*REQUIRED TASK:*
From the listing below, select every line where the word "Glass" appears.

━━━ DATA SUPPLIED ━━━

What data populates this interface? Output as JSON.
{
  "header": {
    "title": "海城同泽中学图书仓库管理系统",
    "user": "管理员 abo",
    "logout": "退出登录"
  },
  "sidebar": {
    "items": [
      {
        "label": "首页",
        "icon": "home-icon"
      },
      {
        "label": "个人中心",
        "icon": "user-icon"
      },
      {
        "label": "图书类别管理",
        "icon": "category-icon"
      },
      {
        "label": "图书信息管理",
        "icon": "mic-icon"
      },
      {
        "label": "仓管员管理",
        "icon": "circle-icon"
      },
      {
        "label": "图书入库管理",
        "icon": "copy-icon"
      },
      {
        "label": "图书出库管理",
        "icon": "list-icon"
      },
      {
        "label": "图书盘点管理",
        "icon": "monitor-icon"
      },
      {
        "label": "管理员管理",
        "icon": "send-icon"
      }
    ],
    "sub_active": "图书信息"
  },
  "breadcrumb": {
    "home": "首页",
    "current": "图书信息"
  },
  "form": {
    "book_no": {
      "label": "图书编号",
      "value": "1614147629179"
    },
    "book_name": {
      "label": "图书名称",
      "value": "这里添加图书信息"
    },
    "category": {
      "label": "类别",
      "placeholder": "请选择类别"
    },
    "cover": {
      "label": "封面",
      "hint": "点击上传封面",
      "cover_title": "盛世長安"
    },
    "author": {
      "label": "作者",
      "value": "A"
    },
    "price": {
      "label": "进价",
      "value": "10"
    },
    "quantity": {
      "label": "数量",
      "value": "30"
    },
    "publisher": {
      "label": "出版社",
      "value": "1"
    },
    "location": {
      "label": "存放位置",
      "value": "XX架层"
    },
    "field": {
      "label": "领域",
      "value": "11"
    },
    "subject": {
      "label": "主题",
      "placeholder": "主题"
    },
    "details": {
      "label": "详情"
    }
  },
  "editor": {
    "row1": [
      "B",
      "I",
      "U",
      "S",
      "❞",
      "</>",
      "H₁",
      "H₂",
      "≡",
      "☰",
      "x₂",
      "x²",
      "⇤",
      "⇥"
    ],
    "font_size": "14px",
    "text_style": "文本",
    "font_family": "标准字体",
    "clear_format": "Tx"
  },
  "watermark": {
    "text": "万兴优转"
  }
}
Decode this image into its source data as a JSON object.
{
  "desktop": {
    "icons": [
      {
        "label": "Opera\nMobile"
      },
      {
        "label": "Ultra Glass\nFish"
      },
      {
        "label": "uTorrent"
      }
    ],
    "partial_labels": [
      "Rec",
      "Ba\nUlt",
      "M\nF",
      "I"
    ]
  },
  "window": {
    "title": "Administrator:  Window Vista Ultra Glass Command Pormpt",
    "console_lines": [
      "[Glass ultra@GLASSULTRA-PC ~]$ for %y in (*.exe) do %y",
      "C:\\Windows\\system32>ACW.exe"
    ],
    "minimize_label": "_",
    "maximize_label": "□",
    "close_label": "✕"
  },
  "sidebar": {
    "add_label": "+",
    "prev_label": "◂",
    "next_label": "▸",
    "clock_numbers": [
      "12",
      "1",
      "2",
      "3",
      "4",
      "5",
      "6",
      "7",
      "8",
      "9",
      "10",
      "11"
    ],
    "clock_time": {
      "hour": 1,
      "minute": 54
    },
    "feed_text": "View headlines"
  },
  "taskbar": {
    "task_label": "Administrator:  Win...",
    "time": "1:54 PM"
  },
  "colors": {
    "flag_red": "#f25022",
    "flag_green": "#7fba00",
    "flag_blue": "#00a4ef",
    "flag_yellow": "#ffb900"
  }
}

━━━

*RESPONSE FOR THIS EXERCISE:*
        "label": "Ultra Glass\nFish"
    "title": "Administrator:  Window Vista Ultra Glass Command Pormpt",
      "[Glass ultra@GLASSULTRA-PC ~]$ for %y in (*.exe) do %y",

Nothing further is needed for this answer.